__The task__. Identify the lines that contain the word "plate" and copy each one.

Items from a dataset:
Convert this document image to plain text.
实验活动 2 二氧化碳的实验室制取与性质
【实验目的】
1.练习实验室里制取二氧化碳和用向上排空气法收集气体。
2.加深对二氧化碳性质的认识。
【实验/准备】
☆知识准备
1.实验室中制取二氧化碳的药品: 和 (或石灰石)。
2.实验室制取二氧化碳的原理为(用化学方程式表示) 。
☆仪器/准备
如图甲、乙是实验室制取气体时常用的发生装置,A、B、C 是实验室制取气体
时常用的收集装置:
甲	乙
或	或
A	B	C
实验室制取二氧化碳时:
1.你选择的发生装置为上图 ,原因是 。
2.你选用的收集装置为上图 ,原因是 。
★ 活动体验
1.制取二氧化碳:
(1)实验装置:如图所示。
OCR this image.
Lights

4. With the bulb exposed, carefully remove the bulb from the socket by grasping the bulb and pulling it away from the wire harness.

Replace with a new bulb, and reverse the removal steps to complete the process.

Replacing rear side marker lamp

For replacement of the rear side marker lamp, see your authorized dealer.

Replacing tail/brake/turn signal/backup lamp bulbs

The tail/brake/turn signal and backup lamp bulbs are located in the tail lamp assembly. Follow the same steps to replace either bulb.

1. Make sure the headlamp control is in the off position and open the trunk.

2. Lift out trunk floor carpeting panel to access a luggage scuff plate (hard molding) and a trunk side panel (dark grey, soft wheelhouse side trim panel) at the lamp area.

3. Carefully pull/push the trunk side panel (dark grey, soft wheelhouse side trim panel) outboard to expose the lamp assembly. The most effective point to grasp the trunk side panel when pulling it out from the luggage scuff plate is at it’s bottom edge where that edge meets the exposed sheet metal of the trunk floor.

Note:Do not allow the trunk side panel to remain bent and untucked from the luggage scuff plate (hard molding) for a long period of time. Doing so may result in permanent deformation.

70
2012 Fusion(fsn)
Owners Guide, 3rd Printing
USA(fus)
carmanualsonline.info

__The output__.
2. Lift out trunk floor carpeting panel to access a luggage scuff plate (hard molding) and a trunk side panel (dark grey, soft wheelhouse side trim panel) at the lamp area.
3. Carefully pull/push the trunk side panel (dark grey, soft wheelhouse side trim panel) outboard to expose the lamp assembly. The most effective point to grasp the trunk side panel when pulling it out from the luggage scuff plate is at it’s bottom edge where that edge meets the exposed sheet metal of the trunk floor.
Note:Do not allow the trunk side panel to remain bent and untucked from the luggage scuff plate (hard molding) for a long period of time. Doing so may result in permanent deformation.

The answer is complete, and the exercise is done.